— begin Extracted text —

My head has been in the dream clouds lately (as evidenced by my last post, a true story, or a true dream, I guess…). Tonight, I start the rehearsals for a new piece I’ve been thinking about for years, Madeleine Dreams for my ensemble SpiderMonkey Strings. It draws text and inspiration from my sister Sarah Shun-lien Bynum’s amazing novel, Madeleine is Sleeping. (Yes, I know I’m biased, but I can’t recommend that book highly enough. It captures the permeable border between sleep and waking, and between fairy tales and reality, as well as anything by Calvino or Carter or Murakami.) Like any rude awakening, my computer crashing unfortunately erased a good bit of the dream, but I’ve mostly recovered, gone back to my notes, and think I have a pretty good piece to work with. (Though it might grow over time, it doesn’t feel finished yet!). I am deeply honored by having an exceptional group of musicians to work with: Jason Kao Hwang (violin), Jessica Pavone (viola), Tomas Ulrich (cello), Pete Fitzpatrick (guitar), Joseph Daley (tuba), Luther Gray (drums), and Kyoko Kitamura (voice & electronics). We’ll be premiering the music at Roulette in NYC on Sunday March 30, and bringing the music to the deSingel Theater in Antwerp, Belgium on April 10 and the Bimhuis in Amsterdam on April 12.

— end Extracted text —
— begin Given entries —

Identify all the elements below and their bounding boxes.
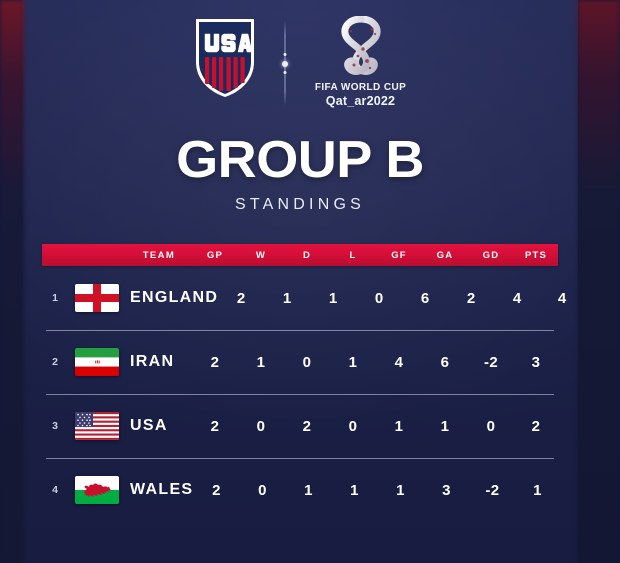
column-header-gd: GD (468, 250, 514, 261)
row-l: 1 (331, 482, 377, 499)
row-gd: -2 (469, 482, 515, 499)
row-d: 1 (285, 482, 331, 499)
right-edge-band (578, 0, 620, 563)
title-block: GROUP B STANDINGS (22, 134, 578, 214)
row-team-name: IRAN (126, 353, 192, 371)
row-gd: -2 (468, 354, 514, 371)
usa-soccer-crest-icon (192, 16, 258, 100)
usa-flag-icon (75, 412, 119, 440)
row-flag (68, 284, 126, 312)
row-gf: 1 (376, 418, 422, 435)
column-header-ga: GA (422, 250, 468, 261)
row-gp: 2 (218, 290, 264, 307)
row-gf: 4 (376, 354, 422, 371)
row-w: 1 (264, 290, 310, 307)
row-pts: 2 (514, 418, 558, 435)
row-w: 1 (238, 354, 284, 371)
row-l: 1 (330, 354, 376, 371)
table-row[interactable]: 3 (42, 394, 558, 458)
column-header-d: D (284, 250, 330, 261)
iran-flag-icon (75, 348, 119, 376)
column-header-l: L (330, 250, 376, 261)
table-row[interactable]: 4 WALES 2 0 1 1 1 (42, 458, 558, 522)
row-gd: 0 (468, 418, 514, 435)
column-header-gf: GF (376, 250, 422, 261)
row-gp: 2 (193, 482, 239, 499)
row-rank: 1 (42, 292, 68, 304)
fifa-logo-line2: Qat_ar2022 (326, 94, 395, 108)
row-l: 0 (356, 290, 402, 307)
standings-table: TEAM GP W D L GF GA GD PTS 1 (42, 244, 558, 522)
header-logo-row: FIFA WORLD CUP Qat_ar2022 (22, 0, 578, 108)
row-pts: 4 (540, 290, 578, 307)
page-subtitle: STANDINGS (22, 196, 578, 214)
row-gp: 2 (192, 418, 238, 435)
table-header-row: TEAM GP W D L GF GA GD PTS (42, 244, 558, 266)
column-header-gp: GP (192, 250, 238, 261)
row-ga: 6 (422, 354, 468, 371)
row-flag (68, 412, 126, 440)
row-pts: 1 (515, 482, 559, 499)
fifa-logo-line1: FIFA WORLD CUP (315, 82, 406, 93)
page-title: GROUP B (22, 134, 578, 186)
vertical-dot-divider-icon (284, 20, 287, 106)
column-header-w: W (238, 250, 284, 261)
row-d: 0 (284, 354, 330, 371)
row-ga: 2 (448, 290, 494, 307)
row-team-name: WALES (126, 481, 193, 499)
row-pts: 3 (514, 354, 558, 371)
row-flag (68, 348, 126, 376)
row-ga: 3 (423, 482, 469, 499)
fifa-world-cup-trophy-loop-icon (332, 16, 390, 78)
row-flag (68, 476, 126, 504)
row-gp: 2 (192, 354, 238, 371)
row-rank: 4 (42, 484, 68, 496)
row-l: 0 (330, 418, 376, 435)
fifa-world-cup-logo: FIFA WORLD CUP Qat_ar2022 (313, 16, 409, 108)
row-gf: 6 (402, 290, 448, 307)
row-team-name: ENGLAND (126, 289, 218, 307)
table-row[interactable]: 2 IRAN 2 1 (42, 330, 558, 394)
row-w: 0 (238, 418, 284, 435)
column-header-pts: PTS (514, 250, 558, 261)
content-stage: FIFA WORLD CUP Qat_ar2022 GROUP B STANDI… (22, 0, 578, 563)
england-flag-icon (75, 284, 119, 312)
row-gf: 1 (377, 482, 423, 499)
left-edge-band (0, 0, 24, 563)
column-header-team: TEAM (126, 250, 192, 261)
row-d: 2 (284, 418, 330, 435)
row-w: 0 (239, 482, 285, 499)
row-gd: 4 (494, 290, 540, 307)
group-standings-graphic: FIFA WORLD CUP Qat_ar2022 GROUP B STANDI… (0, 0, 620, 563)
table-row[interactable]: 1 ENGLAND 2 1 1 0 6 2 4 (42, 266, 558, 330)
row-ga: 1 (422, 418, 468, 435)
wales-flag-icon (75, 476, 119, 504)
row-rank: 3 (42, 420, 68, 432)
row-team-name: USA (126, 417, 192, 435)
row-rank: 2 (42, 356, 68, 368)
row-d: 1 (310, 290, 356, 307)
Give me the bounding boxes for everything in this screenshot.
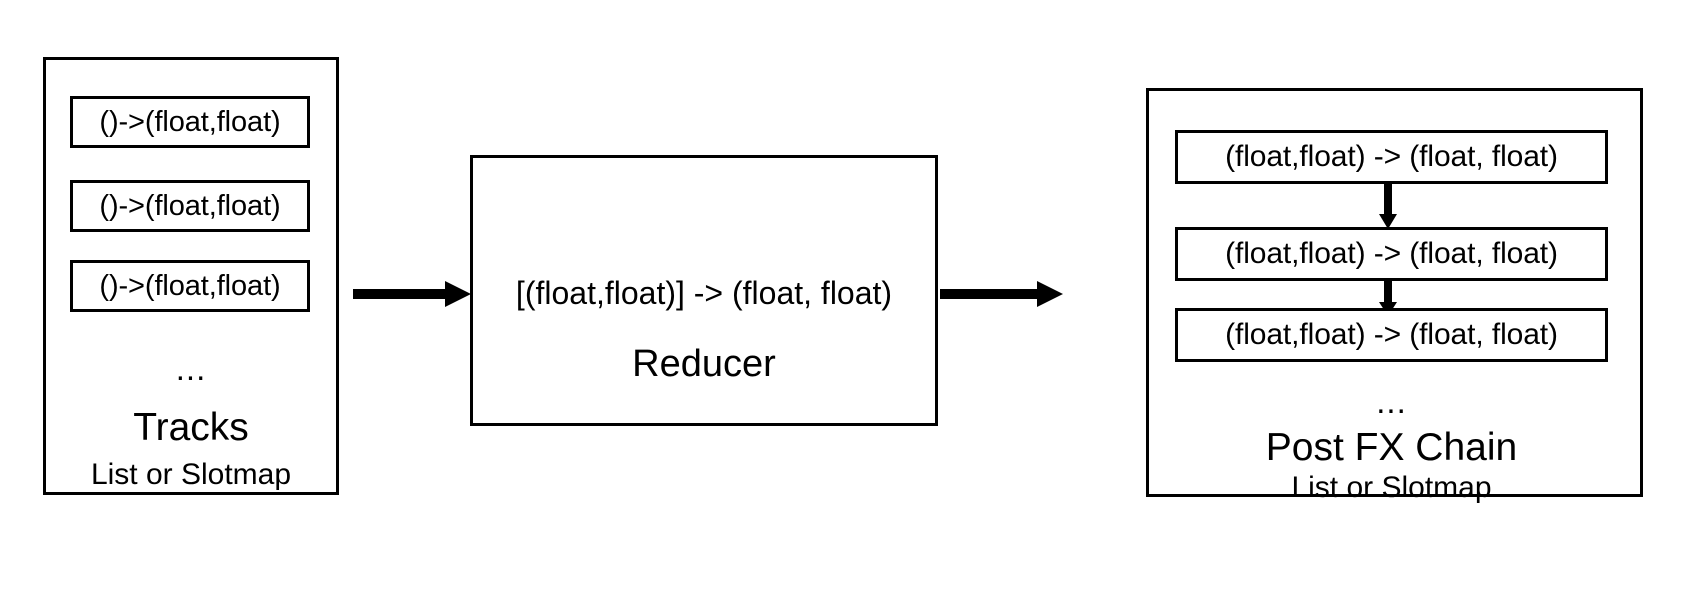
track-item-1[interactable]: ()->(float,float) (70, 96, 310, 148)
postfx-item-1-label: (float,float) -> (float, float) (1225, 142, 1558, 172)
arrow-postfx-1-to-2 (1379, 184, 1397, 229)
reducer-signature: [(float,float)] -> (float, float) (470, 277, 938, 309)
postfx-title: Post FX Chain (1175, 428, 1608, 467)
postfx-item-2-label: (float,float) -> (float, float) (1225, 239, 1558, 269)
reducer-title: Reducer (470, 345, 938, 383)
postfx-ellipsis: ... (1175, 385, 1608, 418)
postfx-subtitle: List or Slotmap (1175, 473, 1608, 503)
postfx-item-2[interactable]: (float,float) -> (float, float) (1175, 227, 1608, 281)
track-item-3-label: ()->(float,float) (99, 272, 280, 301)
diagram-canvas: ()->(float,float) ()->(float,float) ()->… (0, 0, 1694, 600)
track-item-2[interactable]: ()->(float,float) (70, 180, 310, 232)
tracks-title: Tracks (0, 408, 382, 447)
tracks-ellipsis: ... (0, 352, 382, 385)
arrow-reducer-to-postfx (940, 278, 1063, 308)
postfx-item-1[interactable]: (float,float) -> (float, float) (1175, 130, 1608, 184)
postfx-item-3-label: (float,float) -> (float, float) (1225, 320, 1558, 350)
postfx-item-3[interactable]: (float,float) -> (float, float) (1175, 308, 1608, 362)
track-item-1-label: ()->(float,float) (99, 108, 280, 137)
track-item-2-label: ()->(float,float) (99, 192, 280, 221)
arrow-tracks-to-reducer (353, 278, 471, 308)
track-item-3[interactable]: ()->(float,float) (70, 260, 310, 312)
tracks-subtitle: List or Slotmap (0, 460, 382, 490)
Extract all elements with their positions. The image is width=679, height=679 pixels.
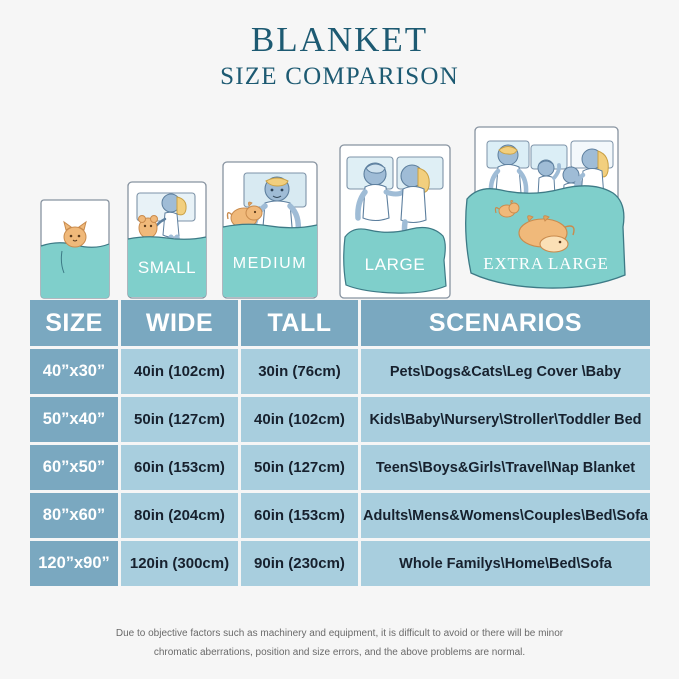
cell-wide: 40in (102cm) — [121, 349, 238, 394]
cell-scenarios: Kids\Baby\Nursery\Stroller\Toddler Bed — [361, 397, 650, 442]
teddy-bear-icon — [139, 215, 158, 238]
header-size: SIZE — [30, 300, 118, 346]
cell-size: 120”x90” — [30, 541, 118, 586]
cell-scenarios: Pets\Dogs&Cats\Leg Cover \Baby — [361, 349, 650, 394]
disclaimer-line-2: chromatic aberrations, position and size… — [0, 643, 679, 662]
header-wide: WIDE — [121, 300, 238, 346]
title-main: BLANKET — [0, 22, 679, 59]
cell-tall: 40in (102cm) — [241, 397, 358, 442]
cell-size: 50”x40” — [30, 397, 118, 442]
panel-label-extra-large: EXTRA LARGE — [483, 254, 608, 273]
table-header-row: SIZE WIDE TALL SCENARIOS — [30, 300, 650, 346]
cell-size: 80”x60” — [30, 493, 118, 538]
table-row: 80”x60” 80in (204cm) 60in (153cm) Adults… — [30, 493, 650, 538]
header-tall: TALL — [241, 300, 358, 346]
illustration-strip: SMALL — [0, 99, 679, 299]
table-row: 60”x50” 60in (153cm) 50in (127cm) TeenS\… — [30, 445, 650, 490]
cell-size: 40”x30” — [30, 349, 118, 394]
cell-size: 60”x50” — [30, 445, 118, 490]
disclaimer-note: Due to objective factors such as machine… — [0, 624, 679, 662]
illustration-panel-60x50: MEDIUM — [222, 161, 318, 299]
cell-tall: 50in (127cm) — [241, 445, 358, 490]
cell-scenarios: Adults\Mens&Womens\Couples\Bed\Sofa — [361, 493, 650, 538]
page-title: BLANKET SIZE COMPARISON — [0, 0, 679, 91]
panel-label-large: LARGE — [365, 255, 426, 274]
table-row: 50”x40” 50in (127cm) 40in (102cm) Kids\B… — [30, 397, 650, 442]
cell-scenarios: TeenS\Boys&Girls\Travel\Nap Blanket — [361, 445, 650, 490]
cell-tall: 60in (153cm) — [241, 493, 358, 538]
header-scenarios: SCENARIOS — [361, 300, 650, 346]
cell-tall: 90in (230cm) — [241, 541, 358, 586]
cell-wide: 80in (204cm) — [121, 493, 238, 538]
table-row: 40”x30” 40in (102cm) 30in (76cm) Pets\Do… — [30, 349, 650, 394]
table-row: 120”x90” 120in (300cm) 90in (230cm) Whol… — [30, 541, 650, 586]
illustration-panel-40x30 — [40, 199, 110, 299]
panel-label-medium: MEDIUM — [233, 255, 307, 272]
size-comparison-table: SIZE WIDE TALL SCENARIOS 40”x30” 40in (1… — [30, 300, 650, 589]
cell-scenarios: Whole Familys\Home\Bed\Sofa — [361, 541, 650, 586]
cell-wide: 120in (300cm) — [121, 541, 238, 586]
illustration-panel-120x90: EXTRA LARGE — [461, 123, 632, 299]
illustration-panel-80x60: LARGE — [339, 144, 451, 299]
disclaimer-line-1: Due to objective factors such as machine… — [0, 624, 679, 643]
panel-label-small: SMALL — [138, 258, 196, 277]
illustration-panel-50x40: SMALL — [127, 181, 207, 299]
cell-wide: 50in (127cm) — [121, 397, 238, 442]
cell-tall: 30in (76cm) — [241, 349, 358, 394]
title-subtitle: SIZE COMPARISON — [0, 63, 679, 91]
cell-wide: 60in (153cm) — [121, 445, 238, 490]
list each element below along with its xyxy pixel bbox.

— end Given entries —

Prompt 1 — In the post about the piece Madeleine Dreams, where and on what date will the music premiere?
Prompt 2 — Continue the post about the piece Madeleine Dreams from the point where it stops.

Task result 1 — At Roulette in NYC on Sunday, March 30.

Task result 2 —
As much by coincidence as by design, it seems all the art I’ve been consuming recently has had a dream theme. I just hit this passage in the novel I’m reading, Tintin in the New World, Frederic Tuten’s fantastic riff on the classic Belgian comic.

In the chill night before dawn they briefly woke. Not fully, not with the clarity of waking that brings the new day sharply to life and leaves the dream of sleep forgotten in the haze of the past. They woke with the recognition of what they had dreamed, each feeling they had lived the dream as fully as if they had experienced it in waking life. They had experienced it, and it was now etched forever in their living tissue, though perhaps not forever in their living memory.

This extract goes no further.